Task:
Gather, from the listing beneath this task, every line holding the string "title".

Records to use:
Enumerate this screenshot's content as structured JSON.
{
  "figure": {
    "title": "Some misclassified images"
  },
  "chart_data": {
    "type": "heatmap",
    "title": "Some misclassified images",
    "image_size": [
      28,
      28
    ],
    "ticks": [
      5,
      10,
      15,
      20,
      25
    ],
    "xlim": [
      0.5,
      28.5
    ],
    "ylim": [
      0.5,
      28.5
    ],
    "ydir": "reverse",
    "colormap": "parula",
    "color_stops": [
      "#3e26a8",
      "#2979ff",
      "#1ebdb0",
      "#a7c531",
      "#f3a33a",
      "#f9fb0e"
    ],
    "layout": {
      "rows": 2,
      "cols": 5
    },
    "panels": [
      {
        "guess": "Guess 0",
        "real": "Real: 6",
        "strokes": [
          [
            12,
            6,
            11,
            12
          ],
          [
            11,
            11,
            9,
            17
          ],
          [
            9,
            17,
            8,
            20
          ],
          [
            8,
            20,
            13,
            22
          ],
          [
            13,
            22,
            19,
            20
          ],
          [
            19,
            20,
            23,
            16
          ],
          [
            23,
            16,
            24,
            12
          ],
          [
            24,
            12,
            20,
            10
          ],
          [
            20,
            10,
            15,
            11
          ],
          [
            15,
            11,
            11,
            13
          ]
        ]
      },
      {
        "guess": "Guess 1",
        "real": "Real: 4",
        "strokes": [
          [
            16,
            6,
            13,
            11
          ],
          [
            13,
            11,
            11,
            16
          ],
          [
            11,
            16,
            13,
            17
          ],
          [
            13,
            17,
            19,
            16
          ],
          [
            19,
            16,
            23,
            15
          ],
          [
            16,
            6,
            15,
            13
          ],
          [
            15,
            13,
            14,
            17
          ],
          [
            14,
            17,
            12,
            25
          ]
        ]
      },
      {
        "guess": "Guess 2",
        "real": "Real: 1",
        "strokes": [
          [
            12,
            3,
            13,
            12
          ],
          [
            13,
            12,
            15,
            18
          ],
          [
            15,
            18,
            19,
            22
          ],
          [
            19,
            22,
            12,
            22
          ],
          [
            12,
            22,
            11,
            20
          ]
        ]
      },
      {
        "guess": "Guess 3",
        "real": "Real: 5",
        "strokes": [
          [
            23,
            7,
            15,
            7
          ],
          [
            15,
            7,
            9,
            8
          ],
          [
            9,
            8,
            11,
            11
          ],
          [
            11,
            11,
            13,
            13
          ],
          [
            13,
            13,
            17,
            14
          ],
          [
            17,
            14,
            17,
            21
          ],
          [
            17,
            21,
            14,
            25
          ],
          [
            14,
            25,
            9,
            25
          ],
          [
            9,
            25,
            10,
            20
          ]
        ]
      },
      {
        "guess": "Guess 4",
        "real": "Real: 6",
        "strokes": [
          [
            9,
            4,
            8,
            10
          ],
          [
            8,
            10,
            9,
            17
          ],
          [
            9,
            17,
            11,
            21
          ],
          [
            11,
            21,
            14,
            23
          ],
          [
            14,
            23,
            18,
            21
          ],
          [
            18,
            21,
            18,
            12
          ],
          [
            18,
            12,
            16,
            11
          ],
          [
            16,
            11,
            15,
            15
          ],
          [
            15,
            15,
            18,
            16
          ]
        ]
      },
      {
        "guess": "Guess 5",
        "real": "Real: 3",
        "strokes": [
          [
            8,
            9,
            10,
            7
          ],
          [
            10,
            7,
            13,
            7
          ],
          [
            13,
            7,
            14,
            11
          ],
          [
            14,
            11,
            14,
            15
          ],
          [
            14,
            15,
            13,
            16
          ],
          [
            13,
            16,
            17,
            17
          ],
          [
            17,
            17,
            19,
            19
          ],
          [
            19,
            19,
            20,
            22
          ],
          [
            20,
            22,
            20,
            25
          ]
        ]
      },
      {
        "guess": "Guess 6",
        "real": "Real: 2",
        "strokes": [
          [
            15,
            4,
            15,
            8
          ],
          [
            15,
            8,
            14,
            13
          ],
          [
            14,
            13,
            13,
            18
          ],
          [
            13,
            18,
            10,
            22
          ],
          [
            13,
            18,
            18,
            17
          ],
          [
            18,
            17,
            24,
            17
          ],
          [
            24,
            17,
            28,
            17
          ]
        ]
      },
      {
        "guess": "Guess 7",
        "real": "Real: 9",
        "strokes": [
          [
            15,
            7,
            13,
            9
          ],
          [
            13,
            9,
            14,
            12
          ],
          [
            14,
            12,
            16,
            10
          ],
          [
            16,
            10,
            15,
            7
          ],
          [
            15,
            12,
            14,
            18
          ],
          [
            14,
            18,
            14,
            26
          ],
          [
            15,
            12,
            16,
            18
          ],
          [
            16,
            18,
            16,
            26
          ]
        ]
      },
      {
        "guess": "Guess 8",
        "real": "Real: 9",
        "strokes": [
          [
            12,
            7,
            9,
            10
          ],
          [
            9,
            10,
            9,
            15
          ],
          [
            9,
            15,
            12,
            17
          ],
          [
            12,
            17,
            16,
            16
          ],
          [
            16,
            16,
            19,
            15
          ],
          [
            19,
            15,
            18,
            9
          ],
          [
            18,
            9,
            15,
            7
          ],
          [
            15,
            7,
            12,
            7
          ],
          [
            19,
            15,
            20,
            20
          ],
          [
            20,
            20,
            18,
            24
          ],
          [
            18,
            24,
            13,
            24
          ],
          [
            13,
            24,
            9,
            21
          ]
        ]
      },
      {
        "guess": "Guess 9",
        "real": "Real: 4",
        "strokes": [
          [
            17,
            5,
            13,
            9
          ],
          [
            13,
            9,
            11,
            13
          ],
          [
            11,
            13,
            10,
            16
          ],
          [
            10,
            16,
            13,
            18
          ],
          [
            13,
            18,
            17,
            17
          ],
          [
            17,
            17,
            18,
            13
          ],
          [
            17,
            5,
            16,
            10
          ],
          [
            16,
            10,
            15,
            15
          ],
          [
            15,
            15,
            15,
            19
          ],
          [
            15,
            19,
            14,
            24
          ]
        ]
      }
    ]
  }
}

Output of the task:
    "title": "Some misclassified images"
    "title": "Some misclassified images",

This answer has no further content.